### Material supplied
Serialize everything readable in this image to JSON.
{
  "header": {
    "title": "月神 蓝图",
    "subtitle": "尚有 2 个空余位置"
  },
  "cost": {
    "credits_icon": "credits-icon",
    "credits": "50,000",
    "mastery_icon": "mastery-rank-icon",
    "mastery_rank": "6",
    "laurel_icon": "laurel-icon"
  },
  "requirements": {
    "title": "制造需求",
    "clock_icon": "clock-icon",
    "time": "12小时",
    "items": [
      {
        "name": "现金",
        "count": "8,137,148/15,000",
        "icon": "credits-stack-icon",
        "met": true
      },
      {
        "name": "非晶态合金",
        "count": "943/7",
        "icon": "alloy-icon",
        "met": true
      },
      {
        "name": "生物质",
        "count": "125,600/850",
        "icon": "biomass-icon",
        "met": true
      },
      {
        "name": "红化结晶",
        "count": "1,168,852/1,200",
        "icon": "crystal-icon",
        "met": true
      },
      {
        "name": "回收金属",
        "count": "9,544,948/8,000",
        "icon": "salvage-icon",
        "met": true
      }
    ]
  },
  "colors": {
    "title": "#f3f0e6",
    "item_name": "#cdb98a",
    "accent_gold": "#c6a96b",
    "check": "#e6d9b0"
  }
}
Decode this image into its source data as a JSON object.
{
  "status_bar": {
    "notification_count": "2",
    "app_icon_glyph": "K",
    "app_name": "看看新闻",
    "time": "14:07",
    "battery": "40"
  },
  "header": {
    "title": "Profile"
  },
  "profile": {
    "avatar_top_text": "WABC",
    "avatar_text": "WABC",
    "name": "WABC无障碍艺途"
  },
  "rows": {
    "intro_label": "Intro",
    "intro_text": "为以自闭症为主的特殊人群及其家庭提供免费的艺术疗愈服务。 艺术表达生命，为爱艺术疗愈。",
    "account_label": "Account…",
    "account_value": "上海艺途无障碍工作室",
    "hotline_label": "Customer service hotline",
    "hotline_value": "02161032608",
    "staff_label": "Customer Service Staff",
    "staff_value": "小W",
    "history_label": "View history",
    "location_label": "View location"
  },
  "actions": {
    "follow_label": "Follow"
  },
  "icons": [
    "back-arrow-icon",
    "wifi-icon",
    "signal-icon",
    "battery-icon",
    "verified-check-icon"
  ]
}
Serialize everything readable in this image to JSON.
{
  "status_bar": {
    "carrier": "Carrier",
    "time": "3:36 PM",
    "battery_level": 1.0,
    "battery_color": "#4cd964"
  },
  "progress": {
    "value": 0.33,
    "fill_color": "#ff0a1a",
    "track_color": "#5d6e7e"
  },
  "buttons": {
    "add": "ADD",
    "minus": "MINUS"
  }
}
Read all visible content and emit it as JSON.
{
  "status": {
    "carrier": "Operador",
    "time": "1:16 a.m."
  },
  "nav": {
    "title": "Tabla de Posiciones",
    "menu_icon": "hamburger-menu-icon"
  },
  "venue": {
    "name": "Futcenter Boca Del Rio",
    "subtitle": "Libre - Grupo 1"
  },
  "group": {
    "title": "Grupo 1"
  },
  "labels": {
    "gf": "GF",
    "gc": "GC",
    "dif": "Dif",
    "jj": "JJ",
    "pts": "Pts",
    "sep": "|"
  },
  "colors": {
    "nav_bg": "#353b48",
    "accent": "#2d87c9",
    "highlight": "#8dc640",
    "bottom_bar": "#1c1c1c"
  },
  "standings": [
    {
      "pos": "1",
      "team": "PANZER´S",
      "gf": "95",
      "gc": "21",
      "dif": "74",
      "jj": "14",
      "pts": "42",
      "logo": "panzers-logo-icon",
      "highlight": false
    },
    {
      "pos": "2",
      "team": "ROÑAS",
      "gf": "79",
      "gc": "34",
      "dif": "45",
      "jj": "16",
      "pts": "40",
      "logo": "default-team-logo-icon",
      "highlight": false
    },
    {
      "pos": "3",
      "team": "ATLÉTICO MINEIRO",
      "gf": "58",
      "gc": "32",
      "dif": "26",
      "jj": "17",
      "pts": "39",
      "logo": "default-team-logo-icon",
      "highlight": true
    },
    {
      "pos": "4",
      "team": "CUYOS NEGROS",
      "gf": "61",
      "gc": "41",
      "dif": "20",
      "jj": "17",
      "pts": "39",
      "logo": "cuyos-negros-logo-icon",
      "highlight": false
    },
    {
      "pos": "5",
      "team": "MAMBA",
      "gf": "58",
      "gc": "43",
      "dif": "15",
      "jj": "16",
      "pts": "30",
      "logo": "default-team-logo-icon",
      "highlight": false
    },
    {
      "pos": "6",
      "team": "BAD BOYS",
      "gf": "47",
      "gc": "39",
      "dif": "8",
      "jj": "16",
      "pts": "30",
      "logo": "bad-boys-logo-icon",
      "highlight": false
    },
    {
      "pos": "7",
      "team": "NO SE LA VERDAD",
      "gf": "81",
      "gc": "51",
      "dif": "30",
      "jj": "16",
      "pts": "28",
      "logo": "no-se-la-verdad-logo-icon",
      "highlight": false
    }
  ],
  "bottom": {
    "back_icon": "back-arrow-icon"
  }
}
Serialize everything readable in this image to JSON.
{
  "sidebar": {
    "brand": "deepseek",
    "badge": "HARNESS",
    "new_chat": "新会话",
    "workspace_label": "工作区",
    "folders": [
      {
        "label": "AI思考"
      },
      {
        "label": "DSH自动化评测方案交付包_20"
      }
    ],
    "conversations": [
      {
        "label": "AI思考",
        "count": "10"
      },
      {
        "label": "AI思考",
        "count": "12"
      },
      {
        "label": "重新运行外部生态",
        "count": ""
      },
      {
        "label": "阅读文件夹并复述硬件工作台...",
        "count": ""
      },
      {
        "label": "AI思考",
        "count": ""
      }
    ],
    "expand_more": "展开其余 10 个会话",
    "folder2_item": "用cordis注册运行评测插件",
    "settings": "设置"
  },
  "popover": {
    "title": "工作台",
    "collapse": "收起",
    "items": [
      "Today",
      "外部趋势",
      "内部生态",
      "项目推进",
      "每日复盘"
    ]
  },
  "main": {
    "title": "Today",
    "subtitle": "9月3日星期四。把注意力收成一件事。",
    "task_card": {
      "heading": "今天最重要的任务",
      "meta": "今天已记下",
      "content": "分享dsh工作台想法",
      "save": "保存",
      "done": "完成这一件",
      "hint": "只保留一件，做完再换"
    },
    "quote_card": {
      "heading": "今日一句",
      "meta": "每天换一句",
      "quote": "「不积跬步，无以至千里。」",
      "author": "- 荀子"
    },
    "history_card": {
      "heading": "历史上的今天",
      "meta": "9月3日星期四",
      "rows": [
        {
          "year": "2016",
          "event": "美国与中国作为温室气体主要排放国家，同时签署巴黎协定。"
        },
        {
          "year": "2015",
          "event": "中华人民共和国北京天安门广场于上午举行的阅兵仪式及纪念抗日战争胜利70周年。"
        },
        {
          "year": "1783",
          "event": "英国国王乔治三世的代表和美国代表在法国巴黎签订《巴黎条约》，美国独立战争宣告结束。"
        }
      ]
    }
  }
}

### Instructions for the task
From the material above, copy each line that includes the word "Customer".

### The answer
    "hotline_label": "Customer service hotline",
    "staff_label": "Customer Service Staff",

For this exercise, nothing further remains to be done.